**The problem**
The records are to be restated in their entirety, word for word.

- - -

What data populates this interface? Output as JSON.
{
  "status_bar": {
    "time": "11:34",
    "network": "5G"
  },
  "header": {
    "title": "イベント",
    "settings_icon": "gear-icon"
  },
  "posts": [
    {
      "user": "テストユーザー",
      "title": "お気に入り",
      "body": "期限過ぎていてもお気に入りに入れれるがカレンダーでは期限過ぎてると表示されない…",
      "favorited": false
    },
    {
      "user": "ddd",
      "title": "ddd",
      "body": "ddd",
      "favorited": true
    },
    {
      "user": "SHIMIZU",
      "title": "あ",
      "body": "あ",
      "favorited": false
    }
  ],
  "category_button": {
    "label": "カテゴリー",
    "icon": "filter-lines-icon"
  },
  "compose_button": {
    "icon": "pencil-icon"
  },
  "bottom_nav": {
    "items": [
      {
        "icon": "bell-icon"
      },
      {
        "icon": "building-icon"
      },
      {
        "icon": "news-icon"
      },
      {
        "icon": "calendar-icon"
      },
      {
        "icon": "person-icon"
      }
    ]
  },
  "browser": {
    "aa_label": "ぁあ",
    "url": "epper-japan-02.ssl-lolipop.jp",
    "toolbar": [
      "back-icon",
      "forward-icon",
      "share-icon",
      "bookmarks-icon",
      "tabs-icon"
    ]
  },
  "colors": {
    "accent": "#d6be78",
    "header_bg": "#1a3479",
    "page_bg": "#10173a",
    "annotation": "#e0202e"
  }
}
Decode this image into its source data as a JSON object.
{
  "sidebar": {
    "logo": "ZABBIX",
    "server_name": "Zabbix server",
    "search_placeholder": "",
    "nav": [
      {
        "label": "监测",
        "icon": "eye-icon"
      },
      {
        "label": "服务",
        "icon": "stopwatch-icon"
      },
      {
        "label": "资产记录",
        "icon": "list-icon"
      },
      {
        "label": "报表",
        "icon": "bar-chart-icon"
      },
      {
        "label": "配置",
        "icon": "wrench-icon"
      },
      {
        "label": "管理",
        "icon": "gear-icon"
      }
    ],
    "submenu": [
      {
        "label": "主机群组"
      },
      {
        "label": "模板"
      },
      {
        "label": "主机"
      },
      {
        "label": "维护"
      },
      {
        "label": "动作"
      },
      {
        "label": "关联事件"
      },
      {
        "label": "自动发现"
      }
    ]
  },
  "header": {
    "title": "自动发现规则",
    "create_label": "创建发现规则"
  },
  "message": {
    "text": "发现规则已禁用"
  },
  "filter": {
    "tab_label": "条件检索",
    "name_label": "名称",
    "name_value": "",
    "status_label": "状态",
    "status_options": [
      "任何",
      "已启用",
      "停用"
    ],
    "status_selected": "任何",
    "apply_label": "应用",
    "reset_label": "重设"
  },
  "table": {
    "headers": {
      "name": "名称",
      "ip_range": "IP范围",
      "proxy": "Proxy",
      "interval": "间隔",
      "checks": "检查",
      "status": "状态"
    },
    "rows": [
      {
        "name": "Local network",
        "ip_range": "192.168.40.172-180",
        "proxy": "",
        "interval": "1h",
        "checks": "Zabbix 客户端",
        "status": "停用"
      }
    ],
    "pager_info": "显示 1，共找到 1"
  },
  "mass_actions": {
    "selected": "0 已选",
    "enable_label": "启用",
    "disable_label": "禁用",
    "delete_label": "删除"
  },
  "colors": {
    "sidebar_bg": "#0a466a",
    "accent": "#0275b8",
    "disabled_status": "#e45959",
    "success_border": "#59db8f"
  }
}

- - -

**Response to the exercise**
What data populates this interface? Output as JSON.
{
  "status_bar": {
    "time": "11:34",
    "network": "5G"
  },
  "header": {
    "title": "イベント",
    "settings_icon": "gear-icon"
  },
  "posts": [
    {
      "user": "テストユーザー",
      "title": "お気に入り",
      "body": "期限過ぎていてもお気に入りに入れれるがカレンダーでは期限過ぎてると表示されない…",
      "favorited": false
    },
    {
      "user": "ddd",
      "title": "ddd",
      "body": "ddd",
      "favorited": true
    },
    {
      "user": "SHIMIZU",
      "title": "あ",
      "body": "あ",
      "favorited": false
    }
  ],
  "category_button": {
    "label": "カテゴリー",
    "icon": "filter-lines-icon"
  },
  "compose_button": {
    "icon": "pencil-icon"
  },
  "bottom_nav": {
    "items": [
      {
        "icon": "bell-icon"
      },
      {
        "icon": "building-icon"
      },
      {
        "icon": "news-icon"
      },
      {
        "icon": "calendar-icon"
      },
      {
        "icon": "person-icon"
      }
    ]
  },
  "browser": {
    "aa_label": "ぁあ",
    "url": "epper-japan-02.ssl-lolipop.jp",
    "toolbar": [
      "back-icon",
      "forward-icon",
      "share-icon",
      "bookmarks-icon",
      "tabs-icon"
    ]
  },
  "colors": {
    "accent": "#d6be78",
    "header_bg": "#1a3479",
    "page_bg": "#10173a",
    "annotation": "#e0202e"
  }
}
Decode this image into its source data as a JSON object.
{
  "sidebar": {
    "logo": "ZABBIX",
    "server_name": "Zabbix server",
    "search_placeholder": "",
    "nav": [
      {
        "label": "监测",
        "icon": "eye-icon"
      },
      {
        "label": "服务",
        "icon": "stopwatch-icon"
      },
      {
        "label": "资产记录",
        "icon": "list-icon"
      },
      {
        "label": "报表",
        "icon": "bar-chart-icon"
      },
      {
        "label": "配置",
        "icon": "wrench-icon"
      },
      {
        "label": "管理",
        "icon": "gear-icon"
      }
    ],
    "submenu": [
      {
        "label": "主机群组"
      },
      {
        "label": "模板"
      },
      {
        "label": "主机"
      },
      {
        "label": "维护"
      },
      {
        "label": "动作"
      },
      {
        "label": "关联事件"
      },
      {
        "label": "自动发现"
      }
    ]
  },
  "header": {
    "title": "自动发现规则",
    "create_label": "创建发现规则"
  },
  "message": {
    "text": "发现规则已禁用"
  },
  "filter": {
    "tab_label": "条件检索",
    "name_label": "名称",
    "name_value": "",
    "status_label": "状态",
    "status_options": [
      "任何",
      "已启用",
      "停用"
    ],
    "status_selected": "任何",
    "apply_label": "应用",
    "reset_label": "重设"
  },
  "table": {
    "headers": {
      "name": "名称",
      "ip_range": "IP范围",
      "proxy": "Proxy",
      "interval": "间隔",
      "checks": "检查",
      "status": "状态"
    },
    "rows": [
      {
        "name": "Local network",
        "ip_range": "192.168.40.172-180",
        "proxy": "",
        "interval": "1h",
        "checks": "Zabbix 客户端",
        "status": "停用"
      }
    ],
    "pager_info": "显示 1，共找到 1"
  },
  "mass_actions": {
    "selected": "0 已选",
    "enable_label": "启用",
    "disable_label": "禁用",
    "delete_label": "删除"
  },
  "colors": {
    "sidebar_bg": "#0a466a",
    "accent": "#0275b8",
    "disabled_status": "#e45959",
    "success_border": "#59db8f"
  }
}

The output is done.